▶ _What you need to do_: Find the line with "Output a JSON" in the data below. Repeat it and every line after it up to the end, exactly, but drop the pictures.

::::

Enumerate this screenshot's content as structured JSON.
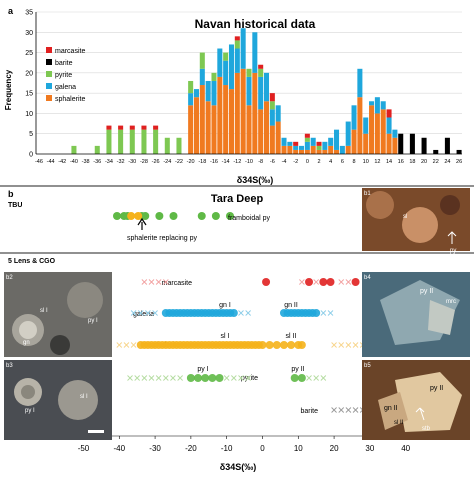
{
  "panel_a": {
    "letter": "a",
    "chart_data": {
      "type": "bar",
      "stacked": true,
      "title": "Navan historical data",
      "xlabel": "δ34S(‰)",
      "ylabel": "Frequency",
      "ylim": [
        0,
        35
      ],
      "yticks": [
        0,
        5,
        10,
        15,
        20,
        25,
        30,
        35
      ],
      "grid": "horizontal",
      "legend_position": "top-left",
      "categories": [
        -46,
        -45,
        -44,
        -43,
        -42,
        -41,
        -40,
        -39,
        -38,
        -37,
        -36,
        -35,
        -34,
        -33,
        -32,
        -31,
        -30,
        -29,
        -28,
        -27,
        -26,
        -25,
        -24,
        -23,
        -22,
        -21,
        -20,
        -19,
        -18,
        -17,
        -16,
        -15,
        -14,
        -13,
        -12,
        -11,
        -10,
        -9,
        -8,
        -7,
        -6,
        -5,
        -4,
        -3,
        -2,
        -1,
        0,
        1,
        2,
        3,
        4,
        5,
        6,
        7,
        8,
        9,
        10,
        11,
        12,
        13,
        14,
        15,
        16,
        17,
        18,
        19,
        20,
        21,
        22,
        23,
        24,
        25,
        26
      ],
      "xticks": [
        -46,
        -44,
        -42,
        -40,
        -38,
        -36,
        -34,
        -32,
        -30,
        -28,
        -26,
        -24,
        -22,
        -20,
        -18,
        -16,
        -14,
        -12,
        -10,
        -8,
        -6,
        -4,
        -2,
        0,
        2,
        4,
        6,
        8,
        10,
        12,
        14,
        16,
        18,
        20,
        22,
        24,
        26
      ],
      "series": [
        {
          "name": "sphalerite",
          "color": "#f07a20",
          "values": [
            0,
            0,
            0,
            0,
            0,
            0,
            0,
            0,
            0,
            0,
            0,
            0,
            0,
            0,
            0,
            0,
            0,
            0,
            0,
            0,
            0,
            0,
            0,
            0,
            0,
            0,
            12,
            14,
            17,
            13,
            12,
            19,
            17,
            16,
            20,
            21,
            12,
            20,
            11,
            13,
            7,
            8,
            2,
            2,
            1,
            1,
            1,
            2,
            1,
            1,
            2,
            1,
            0,
            2,
            6,
            14,
            5,
            12,
            10,
            11,
            5,
            4,
            0,
            0,
            0,
            0,
            0,
            0,
            0,
            0,
            0,
            0,
            0
          ]
        },
        {
          "name": "galena",
          "color": "#1fa7dc",
          "values": [
            0,
            0,
            0,
            0,
            0,
            0,
            0,
            0,
            0,
            0,
            0,
            0,
            0,
            0,
            0,
            0,
            0,
            0,
            0,
            0,
            0,
            0,
            0,
            0,
            0,
            0,
            3,
            2,
            4,
            5,
            6,
            7,
            6,
            11,
            6,
            10,
            7,
            10,
            8,
            7,
            4,
            4,
            2,
            1,
            1,
            1,
            2,
            2,
            0,
            2,
            2,
            5,
            2,
            6,
            6,
            7,
            4,
            1,
            4,
            2,
            4,
            2,
            0,
            0,
            0,
            0,
            0,
            0,
            0,
            0,
            0,
            0,
            0
          ]
        },
        {
          "name": "pyrite",
          "color": "#7ec852",
          "values": [
            0,
            0,
            0,
            0,
            0,
            0,
            2,
            0,
            0,
            0,
            2,
            0,
            6,
            0,
            6,
            0,
            6,
            0,
            6,
            0,
            6,
            0,
            4,
            0,
            4,
            0,
            3,
            0,
            4,
            0,
            2,
            0,
            2,
            0,
            2,
            0,
            2,
            0,
            2,
            0,
            2,
            0,
            0,
            0,
            0,
            0,
            1,
            0,
            1,
            0,
            0,
            0,
            0,
            0,
            0,
            0,
            0,
            0,
            0,
            0,
            0,
            0,
            0,
            0,
            0,
            0,
            0,
            0,
            0,
            0,
            0,
            0,
            0
          ]
        },
        {
          "name": "barite",
          "color": "#000000",
          "values": [
            0,
            0,
            0,
            0,
            0,
            0,
            0,
            0,
            0,
            0,
            0,
            0,
            0,
            0,
            0,
            0,
            0,
            0,
            0,
            0,
            0,
            0,
            0,
            0,
            0,
            0,
            0,
            0,
            0,
            0,
            0,
            0,
            0,
            0,
            0,
            0,
            0,
            0,
            0,
            0,
            0,
            0,
            0,
            0,
            0,
            0,
            0,
            0,
            0,
            0,
            0,
            0,
            0,
            0,
            0,
            0,
            0,
            0,
            0,
            0,
            0,
            0,
            5,
            0,
            5,
            0,
            4,
            0,
            1,
            0,
            4,
            0,
            1
          ]
        },
        {
          "name": "marcasite",
          "color": "#e02020",
          "values": [
            0,
            0,
            0,
            0,
            0,
            0,
            0,
            0,
            0,
            0,
            0,
            0,
            1,
            0,
            1,
            0,
            1,
            0,
            1,
            0,
            1,
            0,
            0,
            0,
            0,
            0,
            0,
            0,
            0,
            0,
            0,
            0,
            0,
            0,
            1,
            0,
            0,
            0,
            1,
            0,
            2,
            0,
            0,
            0,
            1,
            0,
            1,
            0,
            1,
            0,
            0,
            0,
            0,
            0,
            0,
            0,
            0,
            0,
            0,
            0,
            2,
            0,
            0,
            0,
            0,
            0,
            0,
            0,
            0,
            0,
            0,
            0,
            0
          ]
        }
      ]
    }
  },
  "panel_b": {
    "letter": "b",
    "title": "Tara Deep",
    "tbu_label": "TBU",
    "lens_label": "5 Lens & CGO",
    "sphalerite_replacing_label": "sphalerite replacing py",
    "framboidal_label": "framboidal py",
    "xlabel": "δ34S(‰)",
    "xticks": [
      -50,
      -40,
      -30,
      -20,
      -10,
      0,
      10,
      20,
      30,
      40
    ],
    "rows": {
      "marcasite": {
        "label": "marcasite"
      },
      "galena": {
        "label": "galena",
        "group1": "gn I",
        "group2": "gn II"
      },
      "sphalerite": {
        "label": "sphalerite",
        "group1": "sl I",
        "group2": "sl II"
      },
      "pyrite": {
        "label": "pyrite",
        "group1": "py I",
        "group2": "py II"
      },
      "barite": {
        "label": "barite"
      }
    },
    "colors": {
      "marcasite": "#e02020",
      "galena": "#1fa7dc",
      "sphalerite": "#f5b21b",
      "pyrite": "#5fb946",
      "barite": "#666666",
      "cross_marcasite": "#f2a0a0",
      "cross_galena": "#8ccde8",
      "cross_sphalerite": "#f7d48a",
      "cross_pyrite": "#b4dca0",
      "cross_barite": "#999999"
    },
    "tbu_points": {
      "sphalerite": [
        -48,
        -46
      ],
      "pyrite": [
        -52,
        -50,
        -49,
        -45,
        -44,
        -40,
        -36,
        -28,
        -24,
        -20
      ]
    },
    "chart_data": {
      "type": "scatter",
      "title": "Tara Deep",
      "xlabel": "δ34S(‰)",
      "xlim": [
        -56,
        44
      ],
      "series": [
        {
          "name": "marcasite",
          "filled": [
            1,
            13,
            17,
            19,
            26
          ],
          "crosses": [
            -33,
            -31,
            -29,
            -27,
            11,
            15,
            22,
            24
          ]
        },
        {
          "name": "galena",
          "filled": [
            -27,
            -26,
            -25,
            -24,
            -23,
            -22,
            -21,
            -20,
            -19,
            -18,
            -17,
            -16,
            -15,
            -14,
            -13,
            -12,
            -11,
            -10,
            -9,
            -8,
            6,
            7,
            8,
            9,
            10,
            11,
            12,
            13,
            14,
            15
          ],
          "crosses": [
            -36,
            -34,
            -32,
            -30,
            -6,
            -4,
            17,
            19
          ]
        },
        {
          "name": "sphalerite",
          "filled": [
            -34,
            -33,
            -32,
            -31,
            -30,
            -29,
            -28,
            -27,
            -26,
            -25,
            -24,
            -23,
            -22,
            -21,
            -20,
            -19,
            -18,
            -17,
            -16,
            -15,
            -14,
            -13,
            -12,
            -11,
            -10,
            -9,
            -8,
            -7,
            -6,
            -5,
            -4,
            -3,
            -2,
            -1,
            0,
            2,
            4,
            6,
            8,
            10,
            11
          ],
          "crosses": [
            -40,
            -38,
            -36,
            20,
            22,
            24,
            26,
            28,
            30
          ]
        },
        {
          "name": "pyrite",
          "filled": [
            -20,
            -18,
            -16,
            -14,
            -12,
            9,
            11
          ],
          "crosses": [
            -37,
            -35,
            -33,
            -31,
            -29,
            -27,
            -25,
            -23,
            -10,
            -8,
            -6,
            -4,
            13,
            15,
            17
          ]
        },
        {
          "name": "barite",
          "filled": [],
          "crosses": [
            20,
            22,
            24,
            26,
            28,
            30,
            31,
            32
          ]
        }
      ]
    }
  },
  "photos": {
    "b1": {
      "tag": "b1",
      "labels": [
        "sl",
        "py"
      ]
    },
    "b2": {
      "tag": "b2",
      "labels": [
        "sl I",
        "py I",
        "gn"
      ]
    },
    "b3": {
      "tag": "b3",
      "labels": [
        "py I",
        "sl I"
      ]
    },
    "b4": {
      "tag": "b4",
      "labels": [
        "py II",
        "mrc"
      ]
    },
    "b5": {
      "tag": "b5",
      "labels": [
        "gn II",
        "py II",
        "sl II",
        "stb"
      ]
    }
  }
}
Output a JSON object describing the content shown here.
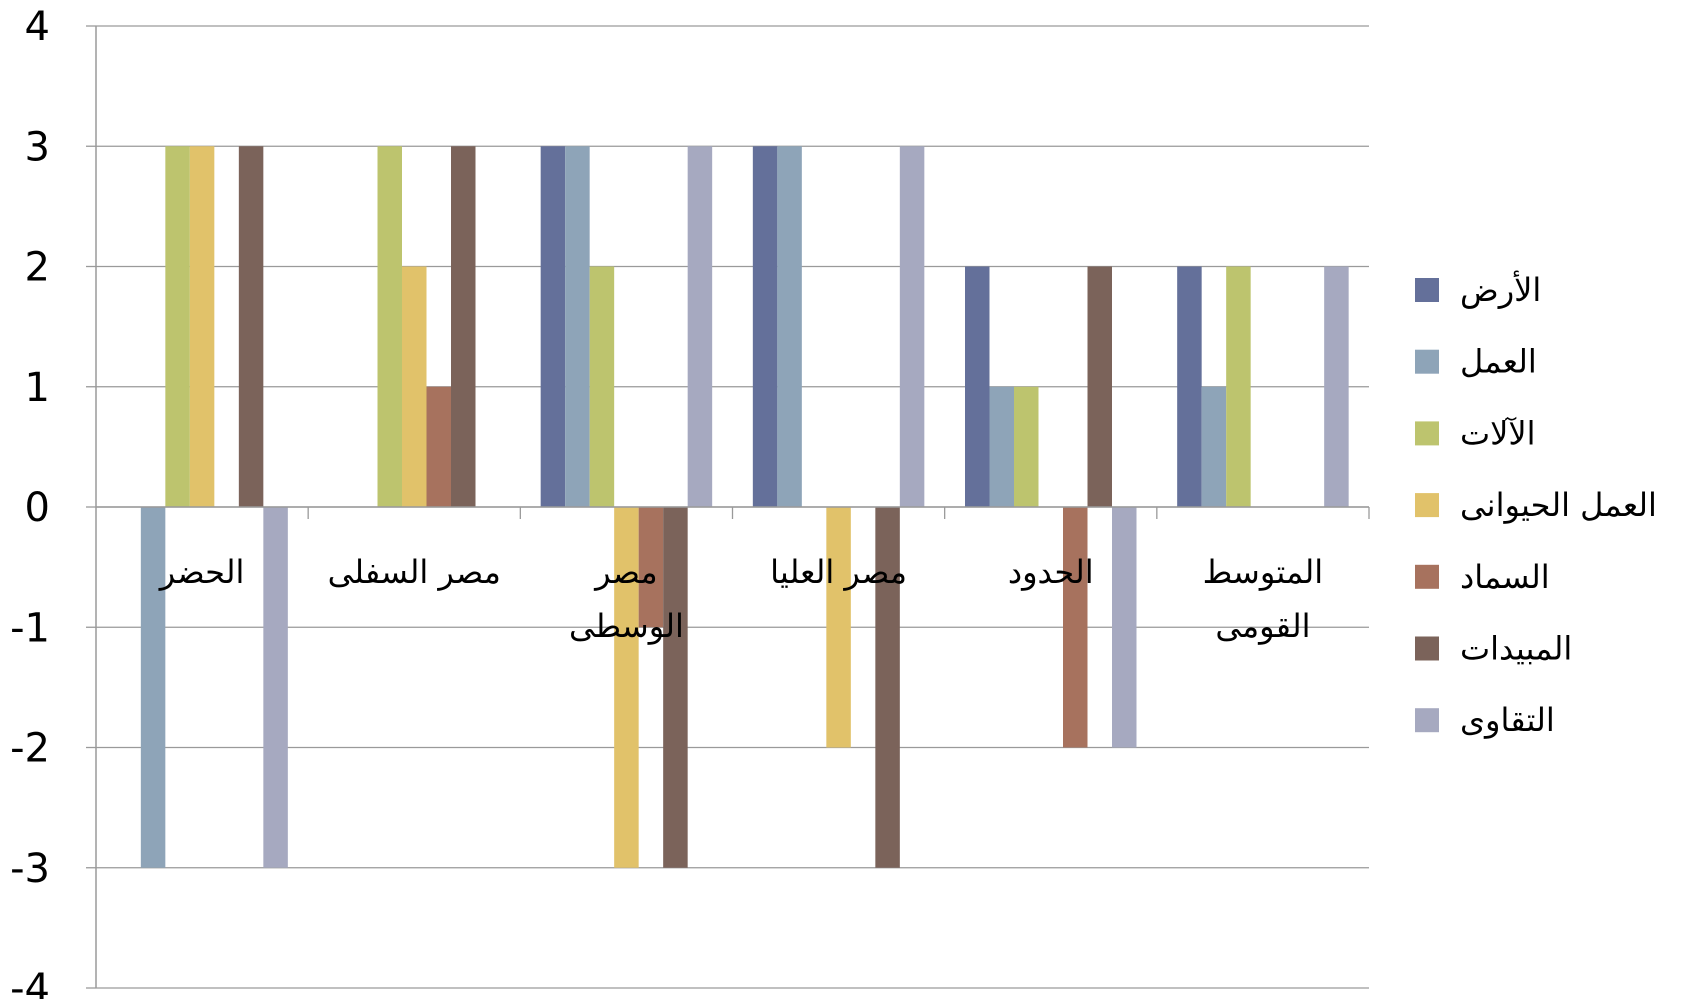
{
  "chart_data": {
    "type": "bar",
    "categories": [
      [
        "الحضر"
      ],
      [
        "مصر السفلى"
      ],
      [
        "مصر",
        "الوسطى"
      ],
      [
        "مصر العليا"
      ],
      [
        "الحدود"
      ],
      [
        "المتوسط",
        "القومى"
      ]
    ],
    "series": [
      {
        "name": "الأرض",
        "color": "#64709A",
        "values": [
          0,
          0,
          3,
          3,
          2,
          2
        ]
      },
      {
        "name": "العمل",
        "color": "#8EA4B8",
        "values": [
          -3,
          0,
          3,
          3,
          1,
          1
        ]
      },
      {
        "name": "الآلات",
        "color": "#BDC46E",
        "values": [
          3,
          3,
          2,
          0,
          1,
          2
        ]
      },
      {
        "name": "العمل الحيوانى",
        "color": "#E1C26A",
        "values": [
          3,
          2,
          -3,
          -2,
          0,
          0
        ]
      },
      {
        "name": "السماد",
        "color": "#A7725E",
        "values": [
          0,
          1,
          -1,
          0,
          -2,
          0
        ]
      },
      {
        "name": "المبيدات",
        "color": "#7B635A",
        "values": [
          3,
          3,
          -3,
          -3,
          2,
          0
        ]
      },
      {
        "name": "التقاوى",
        "color": "#A6A9C0",
        "values": [
          -3,
          0,
          3,
          3,
          -2,
          2
        ]
      }
    ],
    "yticks": [
      -4,
      -3,
      -2,
      -1,
      0,
      1,
      2,
      3,
      4
    ],
    "ytick_labels": [
      "-4",
      "-3",
      "-2",
      "-1",
      "0",
      "1",
      "2",
      "3",
      "4"
    ],
    "ylim": [
      -4,
      4
    ],
    "grid": true,
    "legend_position": "right",
    "title": "",
    "xlabel": "",
    "ylabel": ""
  }
}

::::

▶ _Task answer_:
Output a JSON object describing the content shown here.
{
  "chart_data": {
    "type": "bar",
    "categories": [
      [
        "الحضر"
      ],
      [
        "مصر السفلى"
      ],
      [
        "مصر",
        "الوسطى"
      ],
      [
        "مصر العليا"
      ],
      [
        "الحدود"
      ],
      [
        "المتوسط",
        "القومى"
      ]
    ],
    "series": [
      {
        "name": "الأرض",
        "color": "#64709A",
        "values": [
          0,
          0,
          3,
          3,
          2,
          2
        ]
      },
      {
        "name": "العمل",
        "color": "#8EA4B8",
        "values": [
          -3,
          0,
          3,
          3,
          1,
          1
        ]
      },
      {
        "name": "الآلات",
        "color": "#BDC46E",
        "values": [
          3,
          3,
          2,
          0,
          1,
          2
        ]
      },
      {
        "name": "العمل الحيوانى",
        "color": "#E1C26A",
        "values": [
          3,
          2,
          -3,
          -2,
          0,
          0
        ]
      },
      {
        "name": "السماد",
        "color": "#A7725E",
        "values": [
          0,
          1,
          -1,
          0,
          -2,
          0
        ]
      },
      {
        "name": "المبيدات",
        "color": "#7B635A",
        "values": [
          3,
          3,
          -3,
          -3,
          2,
          0
        ]
      },
      {
        "name": "التقاوى",
        "color": "#A6A9C0",
        "values": [
          -3,
          0,
          3,
          3,
          -2,
          2
        ]
      }
    ],
    "yticks": [
      -4,
      -3,
      -2,
      -1,
      0,
      1,
      2,
      3,
      4
    ],
    "ytick_labels": [
      "-4",
      "-3",
      "-2",
      "-1",
      "0",
      "1",
      "2",
      "3",
      "4"
    ],
    "ylim": [
      -4,
      4
    ],
    "grid": true,
    "legend_position": "right",
    "title": "",
    "xlabel": "",
    "ylabel": ""
  }
}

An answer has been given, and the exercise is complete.